• [WHAT YOU SHOULD DO] Copy all of the material below exactly.

Records from a dataset:
(begin)
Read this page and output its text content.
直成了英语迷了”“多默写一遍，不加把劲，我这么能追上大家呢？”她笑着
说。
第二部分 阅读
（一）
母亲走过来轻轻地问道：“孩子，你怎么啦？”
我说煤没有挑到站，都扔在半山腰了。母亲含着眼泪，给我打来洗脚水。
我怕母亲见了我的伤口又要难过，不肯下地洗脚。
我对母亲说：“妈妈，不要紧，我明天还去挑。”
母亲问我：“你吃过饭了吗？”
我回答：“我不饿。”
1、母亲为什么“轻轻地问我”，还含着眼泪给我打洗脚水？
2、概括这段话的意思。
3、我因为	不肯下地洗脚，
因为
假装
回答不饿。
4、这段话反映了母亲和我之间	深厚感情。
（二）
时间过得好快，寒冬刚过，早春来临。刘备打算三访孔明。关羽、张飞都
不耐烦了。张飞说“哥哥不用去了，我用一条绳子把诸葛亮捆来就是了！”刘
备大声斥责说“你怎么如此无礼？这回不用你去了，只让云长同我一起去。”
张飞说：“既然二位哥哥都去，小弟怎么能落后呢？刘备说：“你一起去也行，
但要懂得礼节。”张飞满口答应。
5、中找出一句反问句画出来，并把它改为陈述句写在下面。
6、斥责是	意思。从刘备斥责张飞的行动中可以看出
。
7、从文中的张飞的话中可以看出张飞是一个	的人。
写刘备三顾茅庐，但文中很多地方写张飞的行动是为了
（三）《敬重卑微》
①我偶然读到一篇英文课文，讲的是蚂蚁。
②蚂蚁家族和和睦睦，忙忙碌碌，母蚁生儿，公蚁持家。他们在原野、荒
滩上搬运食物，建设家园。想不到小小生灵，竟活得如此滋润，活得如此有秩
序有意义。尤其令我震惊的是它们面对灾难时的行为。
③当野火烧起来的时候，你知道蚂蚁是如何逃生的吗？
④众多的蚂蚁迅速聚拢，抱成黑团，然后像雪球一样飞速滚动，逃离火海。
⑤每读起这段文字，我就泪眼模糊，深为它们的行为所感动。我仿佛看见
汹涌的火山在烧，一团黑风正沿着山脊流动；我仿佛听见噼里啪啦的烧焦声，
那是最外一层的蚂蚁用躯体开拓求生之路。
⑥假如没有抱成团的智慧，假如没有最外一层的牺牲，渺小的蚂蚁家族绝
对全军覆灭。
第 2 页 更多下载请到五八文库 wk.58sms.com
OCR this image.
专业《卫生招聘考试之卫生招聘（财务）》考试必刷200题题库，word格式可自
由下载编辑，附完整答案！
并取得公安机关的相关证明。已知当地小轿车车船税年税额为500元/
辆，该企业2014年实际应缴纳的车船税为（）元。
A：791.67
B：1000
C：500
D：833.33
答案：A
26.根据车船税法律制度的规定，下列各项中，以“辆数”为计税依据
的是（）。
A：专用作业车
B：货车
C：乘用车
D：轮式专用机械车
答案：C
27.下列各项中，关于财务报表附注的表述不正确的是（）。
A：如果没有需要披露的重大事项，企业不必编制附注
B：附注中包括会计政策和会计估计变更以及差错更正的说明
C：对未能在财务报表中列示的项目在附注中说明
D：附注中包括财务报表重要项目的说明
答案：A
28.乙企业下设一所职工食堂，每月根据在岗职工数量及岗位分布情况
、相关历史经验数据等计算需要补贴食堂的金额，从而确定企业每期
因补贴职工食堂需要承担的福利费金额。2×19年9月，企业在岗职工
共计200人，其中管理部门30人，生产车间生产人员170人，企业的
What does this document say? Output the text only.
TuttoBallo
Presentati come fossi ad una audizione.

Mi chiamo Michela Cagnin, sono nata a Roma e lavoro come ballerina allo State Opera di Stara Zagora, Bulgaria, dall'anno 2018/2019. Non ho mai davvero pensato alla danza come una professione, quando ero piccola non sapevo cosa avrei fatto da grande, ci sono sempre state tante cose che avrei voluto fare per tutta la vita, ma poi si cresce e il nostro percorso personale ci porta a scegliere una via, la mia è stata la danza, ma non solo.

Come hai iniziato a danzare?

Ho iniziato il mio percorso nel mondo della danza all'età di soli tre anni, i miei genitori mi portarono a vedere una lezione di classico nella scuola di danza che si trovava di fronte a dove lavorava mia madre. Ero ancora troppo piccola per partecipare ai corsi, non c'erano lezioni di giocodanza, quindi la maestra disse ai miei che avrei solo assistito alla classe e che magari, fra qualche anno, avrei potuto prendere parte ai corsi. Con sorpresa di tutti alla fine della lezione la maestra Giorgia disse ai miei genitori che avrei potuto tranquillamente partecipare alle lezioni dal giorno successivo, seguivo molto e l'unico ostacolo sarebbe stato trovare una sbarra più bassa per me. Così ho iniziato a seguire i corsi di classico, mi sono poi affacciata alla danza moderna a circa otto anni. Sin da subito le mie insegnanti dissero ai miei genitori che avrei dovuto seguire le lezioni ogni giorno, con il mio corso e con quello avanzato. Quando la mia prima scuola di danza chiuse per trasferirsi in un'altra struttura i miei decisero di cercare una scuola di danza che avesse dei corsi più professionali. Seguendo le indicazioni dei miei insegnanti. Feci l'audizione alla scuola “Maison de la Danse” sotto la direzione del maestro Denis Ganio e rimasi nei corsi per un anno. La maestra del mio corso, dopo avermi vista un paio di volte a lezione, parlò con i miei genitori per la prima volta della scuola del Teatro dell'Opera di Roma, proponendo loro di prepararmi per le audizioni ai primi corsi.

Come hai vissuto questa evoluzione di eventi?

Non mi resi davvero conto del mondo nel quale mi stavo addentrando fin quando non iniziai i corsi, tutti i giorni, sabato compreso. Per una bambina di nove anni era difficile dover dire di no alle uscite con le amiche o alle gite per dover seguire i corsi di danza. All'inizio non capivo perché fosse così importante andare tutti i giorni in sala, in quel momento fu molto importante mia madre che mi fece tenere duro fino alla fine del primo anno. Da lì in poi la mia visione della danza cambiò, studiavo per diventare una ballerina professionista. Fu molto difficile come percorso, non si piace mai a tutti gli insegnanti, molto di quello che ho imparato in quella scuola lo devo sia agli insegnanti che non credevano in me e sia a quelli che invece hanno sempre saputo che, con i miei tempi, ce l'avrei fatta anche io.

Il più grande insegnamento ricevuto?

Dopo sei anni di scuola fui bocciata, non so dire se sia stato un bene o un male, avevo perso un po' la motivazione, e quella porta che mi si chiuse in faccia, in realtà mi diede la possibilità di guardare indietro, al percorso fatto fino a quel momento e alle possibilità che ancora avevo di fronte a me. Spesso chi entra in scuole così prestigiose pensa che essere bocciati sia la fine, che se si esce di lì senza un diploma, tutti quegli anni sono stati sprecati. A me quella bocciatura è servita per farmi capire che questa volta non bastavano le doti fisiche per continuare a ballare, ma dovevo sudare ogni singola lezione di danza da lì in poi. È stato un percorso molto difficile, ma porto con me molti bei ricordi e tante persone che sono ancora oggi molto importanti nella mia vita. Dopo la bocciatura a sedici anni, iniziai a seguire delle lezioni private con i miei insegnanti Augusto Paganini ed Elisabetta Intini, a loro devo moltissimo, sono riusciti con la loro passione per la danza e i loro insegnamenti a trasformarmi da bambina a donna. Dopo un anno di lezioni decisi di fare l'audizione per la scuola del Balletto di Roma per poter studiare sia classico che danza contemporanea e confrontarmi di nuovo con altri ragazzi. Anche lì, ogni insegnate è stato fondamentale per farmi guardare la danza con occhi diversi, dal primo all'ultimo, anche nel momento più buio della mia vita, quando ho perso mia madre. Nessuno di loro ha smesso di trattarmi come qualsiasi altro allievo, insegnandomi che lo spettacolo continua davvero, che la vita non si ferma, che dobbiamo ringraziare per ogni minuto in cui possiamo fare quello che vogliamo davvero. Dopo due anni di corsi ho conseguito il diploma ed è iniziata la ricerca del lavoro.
(end)
• [ANSWER TO THE PROBLEM]
Read this page and output its text content.
直成了英语迷了”“多默写一遍，不加把劲，我这么能追上大家呢？”她笑着
说。
第二部分 阅读
（一）
母亲走过来轻轻地问道：“孩子，你怎么啦？”
我说煤没有挑到站，都扔在半山腰了。母亲含着眼泪，给我打来洗脚水。
我怕母亲见了我的伤口又要难过，不肯下地洗脚。
我对母亲说：“妈妈，不要紧，我明天还去挑。”
母亲问我：“你吃过饭了吗？”
我回答：“我不饿。”
1、母亲为什么“轻轻地问我”，还含着眼泪给我打洗脚水？
2、概括这段话的意思。
3、我因为	不肯下地洗脚，
因为
假装
回答不饿。
4、这段话反映了母亲和我之间	深厚感情。
（二）
时间过得好快，寒冬刚过，早春来临。刘备打算三访孔明。关羽、张飞都
不耐烦了。张飞说“哥哥不用去了，我用一条绳子把诸葛亮捆来就是了！”刘
备大声斥责说“你怎么如此无礼？这回不用你去了，只让云长同我一起去。”
张飞说：“既然二位哥哥都去，小弟怎么能落后呢？刘备说：“你一起去也行，
但要懂得礼节。”张飞满口答应。
5、中找出一句反问句画出来，并把它改为陈述句写在下面。
6、斥责是	意思。从刘备斥责张飞的行动中可以看出
。
7、从文中的张飞的话中可以看出张飞是一个	的人。
写刘备三顾茅庐，但文中很多地方写张飞的行动是为了
（三）《敬重卑微》
①我偶然读到一篇英文课文，讲的是蚂蚁。
②蚂蚁家族和和睦睦，忙忙碌碌，母蚁生儿，公蚁持家。他们在原野、荒
滩上搬运食物，建设家园。想不到小小生灵，竟活得如此滋润，活得如此有秩
序有意义。尤其令我震惊的是它们面对灾难时的行为。
③当野火烧起来的时候，你知道蚂蚁是如何逃生的吗？
④众多的蚂蚁迅速聚拢，抱成黑团，然后像雪球一样飞速滚动，逃离火海。
⑤每读起这段文字，我就泪眼模糊，深为它们的行为所感动。我仿佛看见
汹涌的火山在烧，一团黑风正沿着山脊流动；我仿佛听见噼里啪啦的烧焦声，
那是最外一层的蚂蚁用躯体开拓求生之路。
⑥假如没有抱成团的智慧，假如没有最外一层的牺牲，渺小的蚂蚁家族绝
对全军覆灭。
第 2 页 更多下载请到五八文库 wk.58sms.com
OCR this image.
专业《卫生招聘考试之卫生招聘（财务）》考试必刷200题题库，word格式可自
由下载编辑，附完整答案！
并取得公安机关的相关证明。已知当地小轿车车船税年税额为500元/
辆，该企业2014年实际应缴纳的车船税为（）元。
A：791.67
B：1000
C：500
D：833.33
答案：A
26.根据车船税法律制度的规定，下列各项中，以“辆数”为计税依据
的是（）。
A：专用作业车
B：货车
C：乘用车
D：轮式专用机械车
答案：C
27.下列各项中，关于财务报表附注的表述不正确的是（）。
A：如果没有需要披露的重大事项，企业不必编制附注
B：附注中包括会计政策和会计估计变更以及差错更正的说明
C：对未能在财务报表中列示的项目在附注中说明
D：附注中包括财务报表重要项目的说明
答案：A
28.乙企业下设一所职工食堂，每月根据在岗职工数量及岗位分布情况
、相关历史经验数据等计算需要补贴食堂的金额，从而确定企业每期
因补贴职工食堂需要承担的福利费金额。2×19年9月，企业在岗职工
共计200人，其中管理部门30人，生产车间生产人员170人，企业的
What does this document say? Output the text only.
TuttoBallo
Presentati come fossi ad una audizione.

Mi chiamo Michela Cagnin, sono nata a Roma e lavoro come ballerina allo State Opera di Stara Zagora, Bulgaria, dall'anno 2018/2019. Non ho mai davvero pensato alla danza come una professione, quando ero piccola non sapevo cosa avrei fatto da grande, ci sono sempre state tante cose che avrei voluto fare per tutta la vita, ma poi si cresce e il nostro percorso personale ci porta a scegliere una via, la mia è stata la danza, ma non solo.

Come hai iniziato a danzare?

Ho iniziato il mio percorso nel mondo della danza all'età di soli tre anni, i miei genitori mi portarono a vedere una lezione di classico nella scuola di danza che si trovava di fronte a dove lavorava mia madre. Ero ancora troppo piccola per partecipare ai corsi, non c'erano lezioni di giocodanza, quindi la maestra disse ai miei che avrei solo assistito alla classe e che magari, fra qualche anno, avrei potuto prendere parte ai corsi. Con sorpresa di tutti alla fine della lezione la maestra Giorgia disse ai miei genitori che avrei potuto tranquillamente partecipare alle lezioni dal giorno successivo, seguivo molto e l'unico ostacolo sarebbe stato trovare una sbarra più bassa per me. Così ho iniziato a seguire i corsi di classico, mi sono poi affacciata alla danza moderna a circa otto anni. Sin da subito le mie insegnanti dissero ai miei genitori che avrei dovuto seguire le lezioni ogni giorno, con il mio corso e con quello avanzato. Quando la mia prima scuola di danza chiuse per trasferirsi in un'altra struttura i miei decisero di cercare una scuola di danza che avesse dei corsi più professionali. Seguendo le indicazioni dei miei insegnanti. Feci l'audizione alla scuola “Maison de la Danse” sotto la direzione del maestro Denis Ganio e rimasi nei corsi per un anno. La maestra del mio corso, dopo avermi vista un paio di volte a lezione, parlò con i miei genitori per la prima volta della scuola del Teatro dell'Opera di Roma, proponendo loro di prepararmi per le audizioni ai primi corsi.

Come hai vissuto questa evoluzione di eventi?

Non mi resi davvero conto del mondo nel quale mi stavo addentrando fin quando non iniziai i corsi, tutti i giorni, sabato compreso. Per una bambina di nove anni era difficile dover dire di no alle uscite con le amiche o alle gite per dover seguire i corsi di danza. All'inizio non capivo perché fosse così importante andare tutti i giorni in sala, in quel momento fu molto importante mia madre che mi fece tenere duro fino alla fine del primo anno. Da lì in poi la mia visione della danza cambiò, studiavo per diventare una ballerina professionista. Fu molto difficile come percorso, non si piace mai a tutti gli insegnanti, molto di quello che ho imparato in quella scuola lo devo sia agli insegnanti che non credevano in me e sia a quelli che invece hanno sempre saputo che, con i miei tempi, ce l'avrei fatta anche io.

Il più grande insegnamento ricevuto?

Dopo sei anni di scuola fui bocciata, non so dire se sia stato un bene o un male, avevo perso un po' la motivazione, e quella porta che mi si chiuse in faccia, in realtà mi diede la possibilità di guardare indietro, al percorso fatto fino a quel momento e alle possibilità che ancora avevo di fronte a me. Spesso chi entra in scuole così prestigiose pensa che essere bocciati sia la fine, che se si esce di lì senza un diploma, tutti quegli anni sono stati sprecati. A me quella bocciatura è servita per farmi capire che questa volta non bastavano le doti fisiche per continuare a ballare, ma dovevo sudare ogni singola lezione di danza da lì in poi. È stato un percorso molto difficile, ma porto con me molti bei ricordi e tante persone che sono ancora oggi molto importanti nella mia vita. Dopo la bocciatura a sedici anni, iniziai a seguire delle lezioni private con i miei insegnanti Augusto Paganini ed Elisabetta Intini, a loro devo moltissimo, sono riusciti con la loro passione per la danza e i loro insegnamenti a trasformarmi da bambina a donna. Dopo un anno di lezioni decisi di fare l'audizione per la scuola del Balletto di Roma per poter studiare sia classico che danza contemporanea e confrontarmi di nuovo con altri ragazzi. Anche lì, ogni insegnate è stato fondamentale per farmi guardare la danza con occhi diversi, dal primo all'ultimo, anche nel momento più buio della mia vita, quando ho perso mia madre. Nessuno di loro ha smesso di trattarmi come qualsiasi altro allievo, insegnandomi che lo spettacolo continua davvero, che la vita non si ferma, che dobbiamo ringraziare per ogni minuto in cui possiamo fare quello che vogliamo davvero. Dopo due anni di corsi ho conseguito il diploma ed è iniziata la ricerca del lavoro.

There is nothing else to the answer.